Given problem:
Copy the passage on OID and PIK investment risks word for word.

Our investments may include OID and PIK instruments. To the extent OID and PIK interest income constitute a portion of our income, we will be exposed to risks associated with such income being required to be included in an accounting income and taxable income prior to receipt of cash, including the following:
•OID instruments may have unreliable valuations because the accretion of OID as interest income requires judgments about its collectability.
•OID instruments may create heightened credit risks because the inducement to the borrower to accept higher interest rates in exchange for the deferral of cash payments typically represents, to some extent, speculation on the part of the borrower.
•For accounting purposes, cash distributions to shareholders that include a component of accreted OID income do not come from paid-in capital, although they may be paid from the offering proceeds. Thus, although a distribution of accreted OID income may come from the cash invested by the shareholders, the 1940 Act does not require that shareholders be given notice of this fact.

Listed entries:

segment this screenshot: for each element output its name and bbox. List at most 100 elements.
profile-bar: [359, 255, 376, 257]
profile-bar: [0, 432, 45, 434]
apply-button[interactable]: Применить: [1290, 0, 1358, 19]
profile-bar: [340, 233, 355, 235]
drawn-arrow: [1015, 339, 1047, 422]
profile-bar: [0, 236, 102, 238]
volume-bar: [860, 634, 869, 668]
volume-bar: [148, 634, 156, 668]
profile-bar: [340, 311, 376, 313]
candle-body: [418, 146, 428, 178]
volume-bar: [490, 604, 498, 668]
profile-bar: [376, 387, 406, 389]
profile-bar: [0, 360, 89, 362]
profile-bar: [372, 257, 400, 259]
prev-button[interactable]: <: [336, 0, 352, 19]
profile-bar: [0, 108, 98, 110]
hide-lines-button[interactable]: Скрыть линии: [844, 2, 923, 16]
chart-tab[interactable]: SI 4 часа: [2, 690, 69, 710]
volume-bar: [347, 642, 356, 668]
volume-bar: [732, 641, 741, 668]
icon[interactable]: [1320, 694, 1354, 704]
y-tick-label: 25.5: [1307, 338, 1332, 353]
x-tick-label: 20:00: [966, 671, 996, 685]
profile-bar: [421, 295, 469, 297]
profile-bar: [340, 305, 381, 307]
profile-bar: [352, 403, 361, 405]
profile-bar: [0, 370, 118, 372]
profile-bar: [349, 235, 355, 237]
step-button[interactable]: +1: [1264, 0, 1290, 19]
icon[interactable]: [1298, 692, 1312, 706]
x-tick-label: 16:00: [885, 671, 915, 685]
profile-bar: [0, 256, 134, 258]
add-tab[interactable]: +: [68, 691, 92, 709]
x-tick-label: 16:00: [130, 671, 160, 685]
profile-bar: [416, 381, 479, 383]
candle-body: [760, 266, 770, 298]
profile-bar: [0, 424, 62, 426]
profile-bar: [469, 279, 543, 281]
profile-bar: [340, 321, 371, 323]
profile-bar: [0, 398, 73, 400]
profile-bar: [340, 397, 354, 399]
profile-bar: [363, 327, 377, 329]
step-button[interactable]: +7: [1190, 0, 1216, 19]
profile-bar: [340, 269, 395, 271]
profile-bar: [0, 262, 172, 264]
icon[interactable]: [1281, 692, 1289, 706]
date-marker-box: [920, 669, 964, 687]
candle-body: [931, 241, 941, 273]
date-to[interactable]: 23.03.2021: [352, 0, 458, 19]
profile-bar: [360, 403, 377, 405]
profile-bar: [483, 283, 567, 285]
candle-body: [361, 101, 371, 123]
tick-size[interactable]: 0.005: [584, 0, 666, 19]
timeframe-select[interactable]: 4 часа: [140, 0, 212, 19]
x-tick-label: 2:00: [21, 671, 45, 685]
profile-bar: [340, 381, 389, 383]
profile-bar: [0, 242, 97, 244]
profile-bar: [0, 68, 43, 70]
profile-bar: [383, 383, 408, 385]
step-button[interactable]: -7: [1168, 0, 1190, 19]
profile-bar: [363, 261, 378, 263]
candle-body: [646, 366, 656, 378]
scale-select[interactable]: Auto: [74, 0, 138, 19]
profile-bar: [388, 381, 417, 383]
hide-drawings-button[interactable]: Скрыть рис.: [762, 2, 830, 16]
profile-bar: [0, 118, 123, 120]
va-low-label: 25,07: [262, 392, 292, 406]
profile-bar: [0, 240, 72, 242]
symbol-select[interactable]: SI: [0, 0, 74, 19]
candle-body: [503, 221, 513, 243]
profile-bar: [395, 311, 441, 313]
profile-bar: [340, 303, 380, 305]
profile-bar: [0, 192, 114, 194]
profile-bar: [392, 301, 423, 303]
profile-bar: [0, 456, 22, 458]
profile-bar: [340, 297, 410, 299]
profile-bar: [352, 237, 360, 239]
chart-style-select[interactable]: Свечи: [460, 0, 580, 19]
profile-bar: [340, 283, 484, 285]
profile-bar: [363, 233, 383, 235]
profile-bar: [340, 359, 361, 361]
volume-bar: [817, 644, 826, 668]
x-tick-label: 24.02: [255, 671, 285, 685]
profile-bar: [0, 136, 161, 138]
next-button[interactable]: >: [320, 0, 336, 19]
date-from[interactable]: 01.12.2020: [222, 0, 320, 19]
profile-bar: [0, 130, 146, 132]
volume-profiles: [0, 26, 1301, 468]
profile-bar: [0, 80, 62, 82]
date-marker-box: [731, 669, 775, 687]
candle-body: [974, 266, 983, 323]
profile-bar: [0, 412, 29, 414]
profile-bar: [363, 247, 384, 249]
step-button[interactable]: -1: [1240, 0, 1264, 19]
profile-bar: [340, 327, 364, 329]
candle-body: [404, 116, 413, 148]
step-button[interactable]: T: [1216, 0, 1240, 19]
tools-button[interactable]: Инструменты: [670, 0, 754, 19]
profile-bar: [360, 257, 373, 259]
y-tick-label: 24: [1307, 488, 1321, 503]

Written solution:
Our investments may include OID and PIK instruments. To the extent OID and PIK interest income constitute a portion of our income, we will be exposed to risks associated with such income being required to be included in an accounting income and taxable income prior to receipt of cash, including the following:
•OID instruments may have unreliable valuations because the accretion of OID as interest income requires judgments about its collectability.
•OID instruments may create heightened credit risks because the inducement to the borrower to accept higher interest rates in exchange for the deferral of cash payments typically represents, to some extent, speculation on the part of the borrower.
•For accounting purposes, cash distributions to shareholders that include a component of accreted OID income do not come from paid-in capital, although they may be paid from the offering proceeds. Thus, although a distribution of accreted OID income may come from the cash invested by the shareholders, the 1940 Act does not require that shareholders be given notice of this fact.